Aim: Please repeat the section of the software RAID rebuild directions from "SRE/Dc-operations/Sw raid rebuild" to "(sdh was replaced)" word for word.

START Excerpted text

SRE/Dc-operations/Sw raid rebuild directions
SRE Data Center Operations
DC Operations | About | Projects & Workboards | IRC: #wikimedia-dcops connect
HW Troubleshooting | HW Specific Documentation
When a defective disk is swapped out on a sw raid, it is not automatically rebuilt. Rebuilding requires adding the new disk in with the following procedure (uses wdqs2007 disk replacement from this task as an example):
check to see if the new disk is detected along with the existing disks:
sudo lshw -class disk
copy the parition table of sda to sdh (sdh was replaced)
sudo sgdisk -R /dev/sdh /dev/sda
create a random guid for sdh
sudo sgdisk -G /dev/sdh
audit output of both disks to ensure they now match
sudo sgdisk -p /dev/sda
sudo sgdisk -p /dev/sdh
add the new SSD back into the array
sudo mdadm --manage /dev/md0 --add /dev/sdh2
check the status
robh@wdqs2007:~$ cat /proc/mdstat Personalities : [linear] [multipath] [raid0] [raid1] [raid10] [raid6] [raid5] [raid4] md0 : active raid10 sdh2[8] sda2[0] sde2[4] sdf2[5] sdg2[6] sdc2[2] sdd2[3] sdb2[1] 3749068800 blocks super 1.2 512K chunks 2 near-copies [8/7] [UUUUUUU_] [>....................] recovery = 0.0% (132736/937267200) finish=470.6min speed=33184K/sec bitmap: 28/28 pages [112KB], 65536KB chunk unused devices: <none>

END Excerpted text
START Recorded information

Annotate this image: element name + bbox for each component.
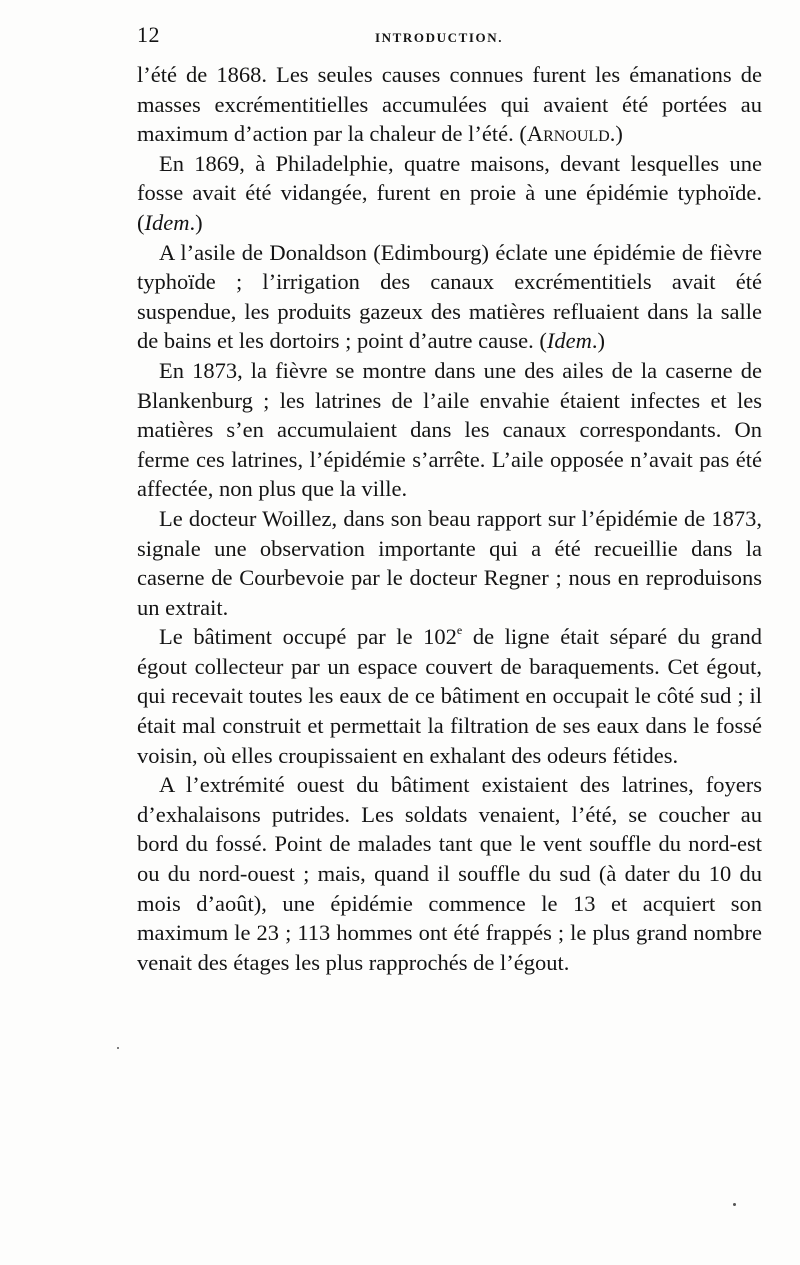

END Recorded information

Worked answer:
SRE/Dc-operations/Sw raid rebuild directions
SRE Data Center Operations
DC Operations | About | Projects & Workboards | IRC: #wikimedia-dcops connect
HW Troubleshooting | HW Specific Documentation
When a defective disk is swapped out on a sw raid, it is not automatically rebuilt. Rebuilding requires adding the new disk in with the following procedure (uses wdqs2007 disk replacement from this task as an example):
check to see if the new disk is detected along with the existing disks:
sudo lshw -class disk
copy the parition table of sda to sdh (sdh was replaced)